Records to process start

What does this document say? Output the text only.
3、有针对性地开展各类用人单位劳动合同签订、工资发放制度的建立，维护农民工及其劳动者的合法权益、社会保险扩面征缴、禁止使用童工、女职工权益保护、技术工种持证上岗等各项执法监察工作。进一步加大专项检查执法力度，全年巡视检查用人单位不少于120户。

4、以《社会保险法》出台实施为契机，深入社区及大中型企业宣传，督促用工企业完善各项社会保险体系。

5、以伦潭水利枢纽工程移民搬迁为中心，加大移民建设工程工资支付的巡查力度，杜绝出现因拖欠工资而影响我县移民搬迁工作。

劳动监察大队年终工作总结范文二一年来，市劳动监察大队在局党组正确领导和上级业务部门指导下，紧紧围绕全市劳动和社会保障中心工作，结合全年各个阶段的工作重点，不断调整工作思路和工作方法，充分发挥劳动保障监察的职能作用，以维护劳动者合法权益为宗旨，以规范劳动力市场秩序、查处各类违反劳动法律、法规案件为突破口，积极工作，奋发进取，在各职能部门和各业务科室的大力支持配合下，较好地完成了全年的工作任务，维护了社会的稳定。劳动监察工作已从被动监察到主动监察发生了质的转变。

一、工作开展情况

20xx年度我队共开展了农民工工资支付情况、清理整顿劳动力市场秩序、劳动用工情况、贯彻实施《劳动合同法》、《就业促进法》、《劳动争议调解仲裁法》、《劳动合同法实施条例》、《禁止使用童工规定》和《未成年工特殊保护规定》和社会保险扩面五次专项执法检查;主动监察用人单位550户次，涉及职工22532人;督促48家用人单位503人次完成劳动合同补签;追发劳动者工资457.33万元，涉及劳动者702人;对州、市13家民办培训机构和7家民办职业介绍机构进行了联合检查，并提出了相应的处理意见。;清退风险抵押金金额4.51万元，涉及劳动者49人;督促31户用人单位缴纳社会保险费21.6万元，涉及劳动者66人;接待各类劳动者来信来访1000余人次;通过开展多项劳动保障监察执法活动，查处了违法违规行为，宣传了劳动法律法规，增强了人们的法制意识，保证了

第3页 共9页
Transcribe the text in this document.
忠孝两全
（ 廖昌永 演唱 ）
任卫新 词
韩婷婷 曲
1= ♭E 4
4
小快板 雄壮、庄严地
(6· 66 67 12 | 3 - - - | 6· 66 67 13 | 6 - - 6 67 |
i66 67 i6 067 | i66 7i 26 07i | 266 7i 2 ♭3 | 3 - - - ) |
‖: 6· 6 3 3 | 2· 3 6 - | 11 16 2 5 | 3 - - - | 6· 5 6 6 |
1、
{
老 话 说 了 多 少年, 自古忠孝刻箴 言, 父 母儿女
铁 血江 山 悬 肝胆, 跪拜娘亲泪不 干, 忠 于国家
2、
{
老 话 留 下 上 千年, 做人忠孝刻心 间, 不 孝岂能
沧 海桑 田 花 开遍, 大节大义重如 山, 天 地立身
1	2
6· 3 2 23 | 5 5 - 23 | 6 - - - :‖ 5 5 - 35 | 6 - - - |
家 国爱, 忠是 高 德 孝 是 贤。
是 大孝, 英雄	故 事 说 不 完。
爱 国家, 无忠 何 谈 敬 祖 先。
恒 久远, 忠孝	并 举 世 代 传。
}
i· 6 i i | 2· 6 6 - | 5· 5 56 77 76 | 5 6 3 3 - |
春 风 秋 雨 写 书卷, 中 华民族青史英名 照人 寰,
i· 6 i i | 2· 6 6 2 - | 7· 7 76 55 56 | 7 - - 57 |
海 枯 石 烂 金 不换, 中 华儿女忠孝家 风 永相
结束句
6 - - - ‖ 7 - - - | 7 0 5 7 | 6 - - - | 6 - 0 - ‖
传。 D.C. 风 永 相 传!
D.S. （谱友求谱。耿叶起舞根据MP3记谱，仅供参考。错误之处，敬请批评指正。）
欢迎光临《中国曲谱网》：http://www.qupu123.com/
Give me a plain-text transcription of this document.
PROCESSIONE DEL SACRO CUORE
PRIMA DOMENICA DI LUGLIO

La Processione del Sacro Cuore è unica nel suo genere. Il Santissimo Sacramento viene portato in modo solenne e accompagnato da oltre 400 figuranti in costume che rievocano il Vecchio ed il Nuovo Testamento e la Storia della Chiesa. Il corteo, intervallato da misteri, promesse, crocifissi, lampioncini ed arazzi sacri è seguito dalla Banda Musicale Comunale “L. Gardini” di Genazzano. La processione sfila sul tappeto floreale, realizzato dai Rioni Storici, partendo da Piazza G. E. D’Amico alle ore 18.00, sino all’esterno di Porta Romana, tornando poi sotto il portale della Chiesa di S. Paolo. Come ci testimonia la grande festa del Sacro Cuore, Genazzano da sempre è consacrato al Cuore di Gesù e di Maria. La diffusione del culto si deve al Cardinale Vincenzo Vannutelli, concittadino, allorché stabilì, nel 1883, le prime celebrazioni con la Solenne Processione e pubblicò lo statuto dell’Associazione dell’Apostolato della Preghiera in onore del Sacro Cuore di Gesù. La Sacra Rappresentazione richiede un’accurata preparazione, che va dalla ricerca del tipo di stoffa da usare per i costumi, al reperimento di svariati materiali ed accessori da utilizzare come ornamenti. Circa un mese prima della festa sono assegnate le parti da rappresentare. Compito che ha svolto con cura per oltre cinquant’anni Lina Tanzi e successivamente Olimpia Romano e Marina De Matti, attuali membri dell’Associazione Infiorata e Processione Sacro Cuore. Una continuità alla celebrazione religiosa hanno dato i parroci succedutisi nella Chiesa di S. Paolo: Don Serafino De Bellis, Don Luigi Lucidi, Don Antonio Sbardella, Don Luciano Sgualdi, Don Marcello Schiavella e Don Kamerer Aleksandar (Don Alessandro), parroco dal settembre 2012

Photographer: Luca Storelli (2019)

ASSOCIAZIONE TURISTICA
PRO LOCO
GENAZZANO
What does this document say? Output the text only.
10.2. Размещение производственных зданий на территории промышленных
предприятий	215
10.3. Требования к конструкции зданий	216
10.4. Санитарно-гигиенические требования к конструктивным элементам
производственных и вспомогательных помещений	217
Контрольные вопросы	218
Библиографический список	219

Records to process end

• Exercise instructions
Go through the listing above and report how many of its lines contain the word "this", with only the number as output.

• Written response
4